_What this exercise asks_.
a: In the Monoprice thread, swap "wall mount" for "TV stand" and write out the part that opens with the words containing "## Fortin's H.T" and closes with "back for more.".
b: According to the Monoprice thread, what cables does Trick McKaha now have an assortment of?

_Passage_.
● ● ●
# Monoprice Stuff



## Fortin's H.T room (Nov 11, 2009)

Just bought a wall mount from monoprice and im impress with it,orderded it Sun and it got here Thur so i thought it got here fast since i live in Canada.Thinking i might get some more stuff from them.Just wanted to say that they are AAA+++ in my book so far.


----------



## bambino (Feb 21, 2010)

Always nice to have a good experience with a company, that's what keeps us customers coming back for more.


----------



## Trick McKaha (Oct 7, 2009)

Yep. With Monoprice, when I place an order for something I need, I look for something, anything else that I might need, because the shipping has one price basically no matter how much stuff you get, and the cost for each additional thing is so low. And never has a wire or cable from Monoprice failed me. So now I have an assortment of USB and firewire cables, plus spares.


----------



## benbo (Jul 27, 2010)
● ● ●
_Information provided_.
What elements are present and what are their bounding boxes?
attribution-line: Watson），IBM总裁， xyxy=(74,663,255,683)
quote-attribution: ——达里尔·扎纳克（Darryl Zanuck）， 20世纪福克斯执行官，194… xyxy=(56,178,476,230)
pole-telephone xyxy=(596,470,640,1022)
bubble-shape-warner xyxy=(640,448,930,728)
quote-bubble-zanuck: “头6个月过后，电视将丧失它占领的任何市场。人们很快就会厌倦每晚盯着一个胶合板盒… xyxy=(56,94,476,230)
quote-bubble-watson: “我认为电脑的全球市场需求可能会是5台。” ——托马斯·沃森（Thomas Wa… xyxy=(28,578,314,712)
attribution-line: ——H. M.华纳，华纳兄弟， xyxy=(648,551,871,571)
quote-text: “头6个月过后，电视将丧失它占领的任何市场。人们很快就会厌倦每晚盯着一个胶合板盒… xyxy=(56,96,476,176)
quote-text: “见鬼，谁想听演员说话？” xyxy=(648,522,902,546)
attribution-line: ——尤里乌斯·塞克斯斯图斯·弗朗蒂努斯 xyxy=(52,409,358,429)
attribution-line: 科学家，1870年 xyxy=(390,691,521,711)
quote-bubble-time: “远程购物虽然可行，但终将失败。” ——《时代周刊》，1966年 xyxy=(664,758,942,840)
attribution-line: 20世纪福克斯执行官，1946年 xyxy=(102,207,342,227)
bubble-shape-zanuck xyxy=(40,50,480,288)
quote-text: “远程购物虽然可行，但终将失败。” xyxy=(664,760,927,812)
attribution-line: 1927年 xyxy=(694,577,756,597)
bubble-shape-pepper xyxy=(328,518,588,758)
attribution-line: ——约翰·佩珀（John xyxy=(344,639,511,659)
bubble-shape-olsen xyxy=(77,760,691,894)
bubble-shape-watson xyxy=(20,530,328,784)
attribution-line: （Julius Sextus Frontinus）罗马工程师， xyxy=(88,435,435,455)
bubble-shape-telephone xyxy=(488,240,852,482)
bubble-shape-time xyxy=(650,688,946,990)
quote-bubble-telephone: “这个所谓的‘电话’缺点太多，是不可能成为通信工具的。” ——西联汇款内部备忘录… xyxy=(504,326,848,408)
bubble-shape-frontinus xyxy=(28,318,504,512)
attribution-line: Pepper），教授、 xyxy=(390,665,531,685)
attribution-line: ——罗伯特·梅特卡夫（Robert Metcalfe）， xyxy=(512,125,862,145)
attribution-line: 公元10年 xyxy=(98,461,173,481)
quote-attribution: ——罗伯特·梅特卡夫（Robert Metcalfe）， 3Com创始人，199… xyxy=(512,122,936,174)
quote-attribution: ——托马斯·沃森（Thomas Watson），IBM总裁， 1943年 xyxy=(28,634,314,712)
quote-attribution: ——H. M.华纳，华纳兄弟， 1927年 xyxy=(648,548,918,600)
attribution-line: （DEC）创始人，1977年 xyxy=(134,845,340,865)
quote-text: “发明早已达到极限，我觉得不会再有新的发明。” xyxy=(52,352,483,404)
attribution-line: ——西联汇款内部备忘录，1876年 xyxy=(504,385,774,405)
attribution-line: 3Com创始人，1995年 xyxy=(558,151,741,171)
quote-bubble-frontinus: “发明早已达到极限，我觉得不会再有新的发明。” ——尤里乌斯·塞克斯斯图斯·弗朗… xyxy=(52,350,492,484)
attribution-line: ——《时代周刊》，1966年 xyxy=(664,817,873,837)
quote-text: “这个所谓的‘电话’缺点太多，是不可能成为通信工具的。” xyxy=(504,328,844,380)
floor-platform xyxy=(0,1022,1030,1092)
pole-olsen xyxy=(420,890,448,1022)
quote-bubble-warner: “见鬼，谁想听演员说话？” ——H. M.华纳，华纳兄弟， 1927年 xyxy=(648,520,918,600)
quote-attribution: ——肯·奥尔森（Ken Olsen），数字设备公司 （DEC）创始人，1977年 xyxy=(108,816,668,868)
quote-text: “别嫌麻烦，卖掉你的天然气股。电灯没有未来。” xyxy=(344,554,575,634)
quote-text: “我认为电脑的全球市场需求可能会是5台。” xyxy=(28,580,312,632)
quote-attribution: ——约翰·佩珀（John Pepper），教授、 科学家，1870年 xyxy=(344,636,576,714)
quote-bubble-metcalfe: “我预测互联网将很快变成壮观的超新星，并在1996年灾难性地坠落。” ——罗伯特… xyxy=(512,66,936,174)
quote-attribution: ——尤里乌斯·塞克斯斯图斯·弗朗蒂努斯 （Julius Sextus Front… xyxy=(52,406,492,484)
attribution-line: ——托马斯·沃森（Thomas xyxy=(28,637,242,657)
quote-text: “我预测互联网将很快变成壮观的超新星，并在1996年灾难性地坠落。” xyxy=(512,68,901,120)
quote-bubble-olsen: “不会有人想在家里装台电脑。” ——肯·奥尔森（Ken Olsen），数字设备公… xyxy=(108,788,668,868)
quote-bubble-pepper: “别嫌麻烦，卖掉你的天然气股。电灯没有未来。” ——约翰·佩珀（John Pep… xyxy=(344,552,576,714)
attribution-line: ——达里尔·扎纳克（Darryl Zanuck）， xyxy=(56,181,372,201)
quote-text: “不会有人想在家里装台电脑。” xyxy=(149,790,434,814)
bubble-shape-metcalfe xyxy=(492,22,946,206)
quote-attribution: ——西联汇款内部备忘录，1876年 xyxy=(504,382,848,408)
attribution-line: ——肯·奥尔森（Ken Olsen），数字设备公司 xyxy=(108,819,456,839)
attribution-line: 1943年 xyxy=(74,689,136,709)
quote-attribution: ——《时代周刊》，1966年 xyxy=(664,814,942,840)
● ● ●
_Complete answers_.
a:
## Fortin's H.T room (Nov 11, 2009)

Just bought a TV stand from monoprice and im impress with it,orderded it Sun and it got here Thur so i thought it got here fast since i live in Canada.Thinking i might get some more stuff from them.Just wanted to say that they are AAA+++ in my book so far.


----------



## bambino (Feb 21, 2010)

Always nice to have a good experience with a company, that's what keeps us customers coming back for more.

b: USB and firewire cables, plus spares.